**Task goal**
Will you write out all the entries below exactly?

## begin Working data

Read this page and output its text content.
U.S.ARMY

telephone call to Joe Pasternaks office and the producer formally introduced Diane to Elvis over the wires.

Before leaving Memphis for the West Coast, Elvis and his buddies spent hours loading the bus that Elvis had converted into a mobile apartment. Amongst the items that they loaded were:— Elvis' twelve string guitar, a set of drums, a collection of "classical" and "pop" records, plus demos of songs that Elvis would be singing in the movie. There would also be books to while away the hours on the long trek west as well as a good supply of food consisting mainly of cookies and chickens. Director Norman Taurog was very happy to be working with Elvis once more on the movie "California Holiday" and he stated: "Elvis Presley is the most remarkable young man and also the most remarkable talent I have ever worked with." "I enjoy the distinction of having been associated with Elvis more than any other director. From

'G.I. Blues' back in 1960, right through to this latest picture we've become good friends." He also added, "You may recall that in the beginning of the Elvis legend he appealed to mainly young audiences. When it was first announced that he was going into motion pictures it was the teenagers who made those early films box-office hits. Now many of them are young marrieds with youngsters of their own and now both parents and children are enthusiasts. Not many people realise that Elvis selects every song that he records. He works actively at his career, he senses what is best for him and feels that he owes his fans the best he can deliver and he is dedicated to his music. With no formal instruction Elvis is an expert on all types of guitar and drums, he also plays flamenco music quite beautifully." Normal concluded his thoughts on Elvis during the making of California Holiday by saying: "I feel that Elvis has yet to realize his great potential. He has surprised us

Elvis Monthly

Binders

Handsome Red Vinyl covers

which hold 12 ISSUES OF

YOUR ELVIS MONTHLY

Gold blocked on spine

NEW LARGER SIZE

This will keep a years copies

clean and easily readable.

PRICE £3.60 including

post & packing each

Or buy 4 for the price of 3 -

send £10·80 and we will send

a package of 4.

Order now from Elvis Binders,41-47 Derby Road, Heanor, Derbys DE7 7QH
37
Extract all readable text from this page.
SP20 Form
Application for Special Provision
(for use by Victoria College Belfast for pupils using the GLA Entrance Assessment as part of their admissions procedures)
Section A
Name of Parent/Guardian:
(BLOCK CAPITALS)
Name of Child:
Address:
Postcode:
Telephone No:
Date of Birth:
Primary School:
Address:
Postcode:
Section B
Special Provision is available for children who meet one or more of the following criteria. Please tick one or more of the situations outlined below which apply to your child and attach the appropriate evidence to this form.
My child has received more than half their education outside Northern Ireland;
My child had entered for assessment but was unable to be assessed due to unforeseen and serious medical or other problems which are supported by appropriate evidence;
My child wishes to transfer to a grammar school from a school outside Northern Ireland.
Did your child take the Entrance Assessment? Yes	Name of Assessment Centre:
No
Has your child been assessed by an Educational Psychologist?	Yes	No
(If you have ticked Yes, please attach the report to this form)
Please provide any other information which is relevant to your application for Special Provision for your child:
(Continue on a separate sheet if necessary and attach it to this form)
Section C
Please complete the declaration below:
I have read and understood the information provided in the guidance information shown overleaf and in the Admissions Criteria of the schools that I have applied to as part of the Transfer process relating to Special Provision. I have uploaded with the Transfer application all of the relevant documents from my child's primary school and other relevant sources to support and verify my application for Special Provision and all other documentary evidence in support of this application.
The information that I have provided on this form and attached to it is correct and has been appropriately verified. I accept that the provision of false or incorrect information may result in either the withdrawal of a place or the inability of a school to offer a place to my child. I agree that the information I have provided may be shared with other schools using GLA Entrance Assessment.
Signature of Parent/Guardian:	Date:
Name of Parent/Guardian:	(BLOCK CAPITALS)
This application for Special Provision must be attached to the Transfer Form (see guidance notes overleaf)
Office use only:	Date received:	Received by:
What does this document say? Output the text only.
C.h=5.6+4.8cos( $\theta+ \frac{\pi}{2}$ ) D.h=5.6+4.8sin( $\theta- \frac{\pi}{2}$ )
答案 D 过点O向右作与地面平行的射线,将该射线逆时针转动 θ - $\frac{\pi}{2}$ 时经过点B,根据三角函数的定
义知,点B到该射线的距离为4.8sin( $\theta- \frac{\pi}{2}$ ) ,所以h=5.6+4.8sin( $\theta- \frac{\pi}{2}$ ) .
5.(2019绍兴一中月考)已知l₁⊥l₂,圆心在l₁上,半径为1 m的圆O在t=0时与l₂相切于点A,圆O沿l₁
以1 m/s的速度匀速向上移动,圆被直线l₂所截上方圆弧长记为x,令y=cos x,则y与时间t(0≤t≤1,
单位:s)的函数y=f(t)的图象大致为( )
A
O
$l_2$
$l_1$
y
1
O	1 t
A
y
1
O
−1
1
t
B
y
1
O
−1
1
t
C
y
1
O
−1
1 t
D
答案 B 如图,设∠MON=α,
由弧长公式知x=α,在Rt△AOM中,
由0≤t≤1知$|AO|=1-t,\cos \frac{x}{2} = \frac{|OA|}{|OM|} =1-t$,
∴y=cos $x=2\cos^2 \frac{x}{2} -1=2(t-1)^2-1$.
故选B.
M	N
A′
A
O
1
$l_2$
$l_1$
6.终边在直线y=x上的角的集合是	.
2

## end Working data

**Task answer**
Read this page and output its text content.
U.S.ARMY

telephone call to Joe Pasternaks office and the producer formally introduced Diane to Elvis over the wires.

Before leaving Memphis for the West Coast, Elvis and his buddies spent hours loading the bus that Elvis had converted into a mobile apartment. Amongst the items that they loaded were:— Elvis' twelve string guitar, a set of drums, a collection of "classical" and "pop" records, plus demos of songs that Elvis would be singing in the movie. There would also be books to while away the hours on the long trek west as well as a good supply of food consisting mainly of cookies and chickens. Director Norman Taurog was very happy to be working with Elvis once more on the movie "California Holiday" and he stated: "Elvis Presley is the most remarkable young man and also the most remarkable talent I have ever worked with." "I enjoy the distinction of having been associated with Elvis more than any other director. From

'G.I. Blues' back in 1960, right through to this latest picture we've become good friends." He also added, "You may recall that in the beginning of the Elvis legend he appealed to mainly young audiences. When it was first announced that he was going into motion pictures it was the teenagers who made those early films box-office hits. Now many of them are young marrieds with youngsters of their own and now both parents and children are enthusiasts. Not many people realise that Elvis selects every song that he records. He works actively at his career, he senses what is best for him and feels that he owes his fans the best he can deliver and he is dedicated to his music. With no formal instruction Elvis is an expert on all types of guitar and drums, he also plays flamenco music quite beautifully." Normal concluded his thoughts on Elvis during the making of California Holiday by saying: "I feel that Elvis has yet to realize his great potential. He has surprised us

Elvis Monthly

Binders

Handsome Red Vinyl covers

which hold 12 ISSUES OF

YOUR ELVIS MONTHLY

Gold blocked on spine

NEW LARGER SIZE

This will keep a years copies

clean and easily readable.

PRICE £3.60 including

post & packing each

Or buy 4 for the price of 3 -

send £10·80 and we will send

a package of 4.

Order now from Elvis Binders,41-47 Derby Road, Heanor, Derbys DE7 7QH
37
Extract all readable text from this page.
SP20 Form
Application for Special Provision
(for use by Victoria College Belfast for pupils using the GLA Entrance Assessment as part of their admissions procedures)
Section A
Name of Parent/Guardian:
(BLOCK CAPITALS)
Name of Child:
Address:
Postcode:
Telephone No:
Date of Birth:
Primary School:
Address:
Postcode:
Section B
Special Provision is available for children who meet one or more of the following criteria. Please tick one or more of the situations outlined below which apply to your child and attach the appropriate evidence to this form.
My child has received more than half their education outside Northern Ireland;
My child had entered for assessment but was unable to be assessed due to unforeseen and serious medical or other problems which are supported by appropriate evidence;
My child wishes to transfer to a grammar school from a school outside Northern Ireland.
Did your child take the Entrance Assessment? Yes	Name of Assessment Centre:
No
Has your child been assessed by an Educational Psychologist?	Yes	No
(If you have ticked Yes, please attach the report to this form)
Please provide any other information which is relevant to your application for Special Provision for your child:
(Continue on a separate sheet if necessary and attach it to this form)
Section C
Please complete the declaration below:
I have read and understood the information provided in the guidance information shown overleaf and in the Admissions Criteria of the schools that I have applied to as part of the Transfer process relating to Special Provision. I have uploaded with the Transfer application all of the relevant documents from my child's primary school and other relevant sources to support and verify my application for Special Provision and all other documentary evidence in support of this application.
The information that I have provided on this form and attached to it is correct and has been appropriately verified. I accept that the provision of false or incorrect information may result in either the withdrawal of a place or the inability of a school to offer a place to my child. I agree that the information I have provided may be shared with other schools using GLA Entrance Assessment.
Signature of Parent/Guardian:	Date:
Name of Parent/Guardian:	(BLOCK CAPITALS)
This application for Special Provision must be attached to the Transfer Form (see guidance notes overleaf)
Office use only:	Date received:	Received by:
What does this document say? Output the text only.
C.h=5.6+4.8cos( $\theta+ \frac{\pi}{2}$ ) D.h=5.6+4.8sin( $\theta- \frac{\pi}{2}$ )
答案 D 过点O向右作与地面平行的射线,将该射线逆时针转动 θ - $\frac{\pi}{2}$ 时经过点B,根据三角函数的定
义知,点B到该射线的距离为4.8sin( $\theta- \frac{\pi}{2}$ ) ,所以h=5.6+4.8sin( $\theta- \frac{\pi}{2}$ ) .
5.(2019绍兴一中月考)已知l₁⊥l₂,圆心在l₁上,半径为1 m的圆O在t=0时与l₂相切于点A,圆O沿l₁
以1 m/s的速度匀速向上移动,圆被直线l₂所截上方圆弧长记为x,令y=cos x,则y与时间t(0≤t≤1,
单位:s)的函数y=f(t)的图象大致为( )
A
O
$l_2$
$l_1$
y
1
O	1 t
A
y
1
O
−1
1
t
B
y
1
O
−1
1
t
C
y
1
O
−1
1 t
D
答案 B 如图,设∠MON=α,
由弧长公式知x=α,在Rt△AOM中,
由0≤t≤1知$|AO|=1-t,\cos \frac{x}{2} = \frac{|OA|}{|OM|} =1-t$,
∴y=cos $x=2\cos^2 \frac{x}{2} -1=2(t-1)^2-1$.
故选B.
M	N
A′
A
O
1
$l_2$
$l_1$
6.终边在直线y=x上的角的集合是	.
2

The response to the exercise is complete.